(Text section Opens)
Scott Haynie was 32 when he died after struggling with an addiction problem for years.

"When I think of him, I think of this fun-loving, smiling kid," his sister, Angelee Haynie Geisler, said. "But that bright-eyed smiley kid kind of started to disappear on us.”

Geisler said she doesn't know what led to Haynie's addiction, but she could point to a few things that might have contributed.

She said her brother started experimenting with alcohol and marijuana at a young age. She said Haynie told her he was prescribed pain pills for a back injury. And she said her brother struggled with anxiety and depression. 

Geisler said Scott’s pill addiction eventually turned to heroin after struggling with an on-and-off pill addiction for about 10 years. 

After losing her brother, Geisler said she wanted to help other families who cope with drug addiction. She helped form a chapter in Columbia associated with a national recovery program for people struggling with narcotics and their families.

Scott Haynie's father, Jim Haynie, recalls a speech he gave at his son's funeral to KOMU 8 News.

“I would have given anything to take this addiction from you so you could have lived a normal life,” he said in the eulogy.

Scott Haynie sought treatment for his addiction multiple times and was able to maintain sobriety for stints of his life. He admitted himself into a long-term residential substance abuse program in Neosho from December 2015 to July 2016.

Geisler said her brother left the program early and quickly went back to using.

"I think his addiction really got out of hand in that year and a half, more than we ever knew," she said.

Haynie sought in-patient treatment at the Phoenix Program in Boone County from December 2017 to January 2018. His sister said, after the program, he did well for about nine months.

“We thought he was doing great," Geisler said. "He had an amazing girlfriend and an amazing job and was living on his own and he was the happiest I’ve ever seen him in a very long time.” 

Jim Haynie said his son was clean until the day he passed away. The family sent donations to the Don Howard Scholarship Fund, which supports Missouri residents with a minimum of one-year sobriety to further their education.
(Text section Closes)
(Data provided Opens)
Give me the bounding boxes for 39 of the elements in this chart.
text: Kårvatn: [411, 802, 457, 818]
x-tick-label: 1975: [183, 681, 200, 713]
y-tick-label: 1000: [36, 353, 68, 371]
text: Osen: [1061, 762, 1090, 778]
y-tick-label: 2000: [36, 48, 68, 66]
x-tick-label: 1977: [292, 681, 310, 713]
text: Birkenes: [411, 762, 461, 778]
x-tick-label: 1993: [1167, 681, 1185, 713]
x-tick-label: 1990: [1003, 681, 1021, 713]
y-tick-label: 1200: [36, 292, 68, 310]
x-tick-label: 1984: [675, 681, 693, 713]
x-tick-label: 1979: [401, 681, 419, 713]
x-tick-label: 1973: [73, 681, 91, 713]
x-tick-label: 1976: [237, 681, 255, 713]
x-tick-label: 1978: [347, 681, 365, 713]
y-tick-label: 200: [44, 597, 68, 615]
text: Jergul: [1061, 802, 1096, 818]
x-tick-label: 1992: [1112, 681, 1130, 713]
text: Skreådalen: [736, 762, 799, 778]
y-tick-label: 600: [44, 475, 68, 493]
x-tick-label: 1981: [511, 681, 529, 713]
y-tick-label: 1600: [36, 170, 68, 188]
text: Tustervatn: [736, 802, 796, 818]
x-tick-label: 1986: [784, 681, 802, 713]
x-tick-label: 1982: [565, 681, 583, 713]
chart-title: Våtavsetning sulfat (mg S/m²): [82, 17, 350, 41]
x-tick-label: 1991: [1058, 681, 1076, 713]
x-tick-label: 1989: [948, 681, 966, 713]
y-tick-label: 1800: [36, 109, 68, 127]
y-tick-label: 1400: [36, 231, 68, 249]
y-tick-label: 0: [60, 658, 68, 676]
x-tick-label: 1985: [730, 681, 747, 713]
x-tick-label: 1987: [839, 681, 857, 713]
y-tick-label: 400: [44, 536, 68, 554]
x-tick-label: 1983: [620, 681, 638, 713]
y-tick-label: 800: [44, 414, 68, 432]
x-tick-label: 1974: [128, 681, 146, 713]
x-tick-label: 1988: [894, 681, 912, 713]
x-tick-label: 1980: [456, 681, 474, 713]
(Data provided Closes)
### Work instruction 1
According to the article about Scott Haynie, where did he admit himself from December 2015 to July 2016?
### Work instruction 2
Resume the article about Scott Haynie after its final sentence.

### Task response 1
A long-term residential substance abuse program in Neosho.

### Task response 2
“I went to see you at the funeral home the other night," Jim Haynie said in his eulogy. "It was the most difficult thing I’ve ever done in my life. I just had know it was really you.”

Geisler said she thought heroin was the drug that killed her brother.

“When we got the toxicology reports back it showed no heroin," she said. "It showed 100 percent straight fentanyl and about three times the lethal limit.” 

Fentanyl is a synthetic opioid that's about 80 to 100 times stronger than morphine, according to the United States Drug Enforcement Administration. 

Haynie's family is now working to destigmatize addiction, reinforcing that the disease does not discriminate. 

“We're not going to be ashamed about it," Geisler said. "We wanted to be able to help other people, so hopefully nobody else would have to go through the pain we’ve gone through."

Geisler did some research and found a national program that hadn't existed in Columbia that could help families that were just like them. 

“I want everyone to know that there are other people out there, you’re not alone, and don’t be afraid to talk about it.”

A 12-step recovery meeting for family members of people addicted to narcotics is now held every Wednesday at 6:30 p.m. at the Missouri United Methodist Church, 224 S 9th St, Columbia, MO 65201.

“It doesn’t just affect the person struggling with addiction. It affects the whole family," Geisler said. "I can speak for myself, I felt so scared and lonely and I didn’t know what to to about it.”

Jim Haynie said he hopes sharing what happened to his son will save someone else's life.

“Hopefully, this will help people talk about it more," he said. "Be open about it, and I think that’s going to help everyone.”

Geisler said she's is in the process of bringing more resources for substance abuse prevention to Columbia by starting a Community Anti-Drug Coalitions of America.

She is also working on putting together a 5K walk and run in September to bring awareness to National Recovery Month. She said proceeds will go toward supporting people in recovery for drug and alcohol addiction.